→ Short task
Copy each line in which the string "External" occurs.

[Dataset listings of figures]
******
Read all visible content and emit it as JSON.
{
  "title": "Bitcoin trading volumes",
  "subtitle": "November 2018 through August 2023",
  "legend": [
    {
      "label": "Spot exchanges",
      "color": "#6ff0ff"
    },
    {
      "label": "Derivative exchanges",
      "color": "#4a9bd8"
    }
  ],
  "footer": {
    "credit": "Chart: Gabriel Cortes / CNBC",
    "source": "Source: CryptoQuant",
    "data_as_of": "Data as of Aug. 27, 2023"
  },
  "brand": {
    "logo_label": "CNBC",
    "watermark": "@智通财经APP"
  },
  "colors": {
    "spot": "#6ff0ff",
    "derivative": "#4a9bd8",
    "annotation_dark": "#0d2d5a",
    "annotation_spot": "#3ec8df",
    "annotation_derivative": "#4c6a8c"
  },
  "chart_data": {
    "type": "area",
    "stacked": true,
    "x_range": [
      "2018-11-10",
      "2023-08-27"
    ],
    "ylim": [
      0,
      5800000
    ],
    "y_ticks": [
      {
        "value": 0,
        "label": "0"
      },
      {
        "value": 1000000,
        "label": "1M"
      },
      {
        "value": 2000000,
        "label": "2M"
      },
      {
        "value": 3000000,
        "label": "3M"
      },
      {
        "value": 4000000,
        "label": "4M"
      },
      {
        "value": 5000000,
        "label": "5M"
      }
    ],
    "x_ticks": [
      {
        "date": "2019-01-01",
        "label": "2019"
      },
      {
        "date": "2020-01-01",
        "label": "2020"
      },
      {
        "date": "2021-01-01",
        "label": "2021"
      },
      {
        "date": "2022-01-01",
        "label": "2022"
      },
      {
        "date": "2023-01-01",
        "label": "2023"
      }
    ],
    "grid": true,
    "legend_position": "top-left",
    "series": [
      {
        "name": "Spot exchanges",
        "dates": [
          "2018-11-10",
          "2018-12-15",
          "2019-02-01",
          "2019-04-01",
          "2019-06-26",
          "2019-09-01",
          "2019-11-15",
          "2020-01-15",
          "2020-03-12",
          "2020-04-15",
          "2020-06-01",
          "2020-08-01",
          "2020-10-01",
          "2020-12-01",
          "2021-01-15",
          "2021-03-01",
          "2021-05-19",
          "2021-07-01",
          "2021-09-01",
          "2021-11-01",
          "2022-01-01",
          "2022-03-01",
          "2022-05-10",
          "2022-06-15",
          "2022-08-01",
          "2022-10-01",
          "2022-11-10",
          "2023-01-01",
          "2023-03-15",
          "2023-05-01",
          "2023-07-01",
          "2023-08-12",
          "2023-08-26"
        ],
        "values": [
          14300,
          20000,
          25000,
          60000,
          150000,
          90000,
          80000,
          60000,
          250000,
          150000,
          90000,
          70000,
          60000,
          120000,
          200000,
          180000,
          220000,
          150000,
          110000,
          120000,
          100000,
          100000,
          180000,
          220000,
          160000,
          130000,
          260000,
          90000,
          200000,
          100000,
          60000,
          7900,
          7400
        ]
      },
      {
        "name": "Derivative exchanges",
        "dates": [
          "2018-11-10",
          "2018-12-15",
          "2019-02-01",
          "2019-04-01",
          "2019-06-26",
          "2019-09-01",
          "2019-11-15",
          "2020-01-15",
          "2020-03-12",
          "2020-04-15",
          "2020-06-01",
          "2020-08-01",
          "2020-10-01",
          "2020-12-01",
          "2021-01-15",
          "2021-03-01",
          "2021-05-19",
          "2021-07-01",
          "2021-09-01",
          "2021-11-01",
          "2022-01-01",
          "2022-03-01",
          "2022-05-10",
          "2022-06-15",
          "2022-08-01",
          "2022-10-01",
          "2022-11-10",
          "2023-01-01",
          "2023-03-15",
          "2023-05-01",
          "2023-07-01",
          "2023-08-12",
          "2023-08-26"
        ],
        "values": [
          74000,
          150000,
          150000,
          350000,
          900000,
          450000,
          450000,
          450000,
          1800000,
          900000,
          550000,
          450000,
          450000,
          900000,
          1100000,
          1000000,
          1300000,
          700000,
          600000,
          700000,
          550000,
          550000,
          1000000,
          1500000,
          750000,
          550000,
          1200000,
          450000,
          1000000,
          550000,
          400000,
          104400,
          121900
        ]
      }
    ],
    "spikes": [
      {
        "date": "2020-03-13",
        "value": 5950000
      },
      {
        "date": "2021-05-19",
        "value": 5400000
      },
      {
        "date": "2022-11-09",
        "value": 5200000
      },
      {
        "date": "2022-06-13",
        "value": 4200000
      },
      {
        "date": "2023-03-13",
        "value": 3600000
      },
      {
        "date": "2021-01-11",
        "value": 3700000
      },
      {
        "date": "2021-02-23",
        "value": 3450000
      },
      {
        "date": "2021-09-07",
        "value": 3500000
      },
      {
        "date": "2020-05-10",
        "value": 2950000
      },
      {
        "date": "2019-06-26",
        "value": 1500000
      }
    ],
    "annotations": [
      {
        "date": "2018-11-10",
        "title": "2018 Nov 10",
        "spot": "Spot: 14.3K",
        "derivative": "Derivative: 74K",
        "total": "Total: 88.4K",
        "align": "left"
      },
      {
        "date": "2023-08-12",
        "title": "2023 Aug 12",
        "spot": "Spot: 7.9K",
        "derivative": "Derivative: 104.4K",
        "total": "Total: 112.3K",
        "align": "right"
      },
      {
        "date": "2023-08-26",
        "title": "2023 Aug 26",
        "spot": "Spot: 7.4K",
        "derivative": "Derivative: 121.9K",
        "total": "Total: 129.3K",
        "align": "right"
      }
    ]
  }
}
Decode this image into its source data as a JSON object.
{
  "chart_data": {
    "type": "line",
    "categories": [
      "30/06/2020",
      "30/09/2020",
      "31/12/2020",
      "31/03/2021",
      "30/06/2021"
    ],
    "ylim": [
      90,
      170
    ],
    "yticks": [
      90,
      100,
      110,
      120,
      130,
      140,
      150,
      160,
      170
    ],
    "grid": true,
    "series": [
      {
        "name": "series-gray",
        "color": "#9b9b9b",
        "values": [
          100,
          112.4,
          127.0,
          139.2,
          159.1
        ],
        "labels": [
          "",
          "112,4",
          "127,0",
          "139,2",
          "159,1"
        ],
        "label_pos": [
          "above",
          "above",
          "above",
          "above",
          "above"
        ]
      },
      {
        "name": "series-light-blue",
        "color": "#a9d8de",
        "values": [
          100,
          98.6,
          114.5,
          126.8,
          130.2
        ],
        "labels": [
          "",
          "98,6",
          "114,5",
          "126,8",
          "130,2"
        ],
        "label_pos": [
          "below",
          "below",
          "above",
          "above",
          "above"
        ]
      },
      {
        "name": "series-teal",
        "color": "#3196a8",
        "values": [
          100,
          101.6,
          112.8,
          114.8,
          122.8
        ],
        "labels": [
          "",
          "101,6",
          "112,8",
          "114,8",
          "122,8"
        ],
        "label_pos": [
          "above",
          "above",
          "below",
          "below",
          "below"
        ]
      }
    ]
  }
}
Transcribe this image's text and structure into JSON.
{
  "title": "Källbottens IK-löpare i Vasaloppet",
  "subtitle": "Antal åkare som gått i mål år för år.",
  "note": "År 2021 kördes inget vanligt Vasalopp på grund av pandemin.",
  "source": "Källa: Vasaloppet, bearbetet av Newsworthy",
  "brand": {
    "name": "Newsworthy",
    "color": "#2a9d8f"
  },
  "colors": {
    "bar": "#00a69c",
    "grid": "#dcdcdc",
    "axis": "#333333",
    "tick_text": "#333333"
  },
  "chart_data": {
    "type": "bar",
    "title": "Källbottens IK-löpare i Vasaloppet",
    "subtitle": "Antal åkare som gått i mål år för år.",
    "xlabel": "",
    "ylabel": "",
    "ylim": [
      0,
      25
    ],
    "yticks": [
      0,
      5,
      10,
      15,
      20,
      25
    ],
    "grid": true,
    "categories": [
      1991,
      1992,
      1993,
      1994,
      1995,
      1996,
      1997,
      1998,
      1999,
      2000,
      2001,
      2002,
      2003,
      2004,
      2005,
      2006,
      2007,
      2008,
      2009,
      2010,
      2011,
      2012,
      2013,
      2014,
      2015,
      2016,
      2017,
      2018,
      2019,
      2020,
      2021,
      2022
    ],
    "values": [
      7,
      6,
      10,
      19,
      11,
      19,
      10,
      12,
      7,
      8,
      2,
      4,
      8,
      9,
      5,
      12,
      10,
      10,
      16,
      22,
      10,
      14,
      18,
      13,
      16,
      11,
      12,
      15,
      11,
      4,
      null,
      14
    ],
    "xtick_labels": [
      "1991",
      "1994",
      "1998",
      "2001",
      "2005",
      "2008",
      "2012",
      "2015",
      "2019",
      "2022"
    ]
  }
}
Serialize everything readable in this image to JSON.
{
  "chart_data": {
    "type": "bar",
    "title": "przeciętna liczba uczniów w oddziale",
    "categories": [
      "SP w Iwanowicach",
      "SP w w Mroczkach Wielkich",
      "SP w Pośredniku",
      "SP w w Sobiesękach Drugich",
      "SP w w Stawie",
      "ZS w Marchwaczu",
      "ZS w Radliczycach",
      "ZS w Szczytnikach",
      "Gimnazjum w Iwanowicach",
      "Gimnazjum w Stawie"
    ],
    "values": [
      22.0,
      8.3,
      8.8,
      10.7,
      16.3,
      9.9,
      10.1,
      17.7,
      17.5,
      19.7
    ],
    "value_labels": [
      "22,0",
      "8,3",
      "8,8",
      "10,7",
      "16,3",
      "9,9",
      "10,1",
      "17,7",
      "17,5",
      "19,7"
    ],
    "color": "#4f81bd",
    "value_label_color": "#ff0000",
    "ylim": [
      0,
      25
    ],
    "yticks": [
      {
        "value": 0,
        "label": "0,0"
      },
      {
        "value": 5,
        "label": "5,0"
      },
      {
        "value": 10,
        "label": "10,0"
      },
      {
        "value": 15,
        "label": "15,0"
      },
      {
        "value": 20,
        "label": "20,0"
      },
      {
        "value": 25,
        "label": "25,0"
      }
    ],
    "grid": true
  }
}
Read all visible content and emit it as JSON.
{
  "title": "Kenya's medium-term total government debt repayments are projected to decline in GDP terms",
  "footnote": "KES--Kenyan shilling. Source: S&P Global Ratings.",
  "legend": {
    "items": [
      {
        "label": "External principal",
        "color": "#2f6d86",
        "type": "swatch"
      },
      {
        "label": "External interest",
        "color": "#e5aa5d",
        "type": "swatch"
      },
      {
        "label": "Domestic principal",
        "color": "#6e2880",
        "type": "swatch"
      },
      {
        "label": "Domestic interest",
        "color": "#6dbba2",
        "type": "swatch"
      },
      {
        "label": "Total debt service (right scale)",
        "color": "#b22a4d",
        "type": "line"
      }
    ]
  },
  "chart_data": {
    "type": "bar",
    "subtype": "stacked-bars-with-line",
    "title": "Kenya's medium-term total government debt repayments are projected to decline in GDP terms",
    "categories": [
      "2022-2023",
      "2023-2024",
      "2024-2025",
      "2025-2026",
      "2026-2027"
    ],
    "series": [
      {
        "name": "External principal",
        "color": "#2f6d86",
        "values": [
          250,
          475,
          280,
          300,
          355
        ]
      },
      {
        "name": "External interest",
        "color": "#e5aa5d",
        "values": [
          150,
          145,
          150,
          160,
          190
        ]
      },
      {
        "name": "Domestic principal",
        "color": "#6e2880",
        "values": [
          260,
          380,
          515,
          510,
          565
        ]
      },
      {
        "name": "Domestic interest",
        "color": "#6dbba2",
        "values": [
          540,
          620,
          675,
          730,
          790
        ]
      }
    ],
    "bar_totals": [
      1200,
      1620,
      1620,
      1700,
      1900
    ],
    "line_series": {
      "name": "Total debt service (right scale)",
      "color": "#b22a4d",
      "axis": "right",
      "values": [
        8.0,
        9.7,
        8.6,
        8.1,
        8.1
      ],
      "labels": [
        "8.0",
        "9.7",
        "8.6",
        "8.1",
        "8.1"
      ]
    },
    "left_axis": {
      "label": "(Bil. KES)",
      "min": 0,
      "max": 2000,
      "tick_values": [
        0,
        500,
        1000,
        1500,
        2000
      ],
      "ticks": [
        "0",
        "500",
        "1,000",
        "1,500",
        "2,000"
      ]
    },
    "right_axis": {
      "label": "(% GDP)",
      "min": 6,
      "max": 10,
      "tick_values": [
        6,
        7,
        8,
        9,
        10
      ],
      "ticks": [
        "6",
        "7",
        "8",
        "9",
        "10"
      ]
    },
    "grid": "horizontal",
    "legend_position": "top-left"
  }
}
******
→ Task answer
        "label": "External principal",
        "label": "External interest",
        "name": "External principal",
        "name": "External interest",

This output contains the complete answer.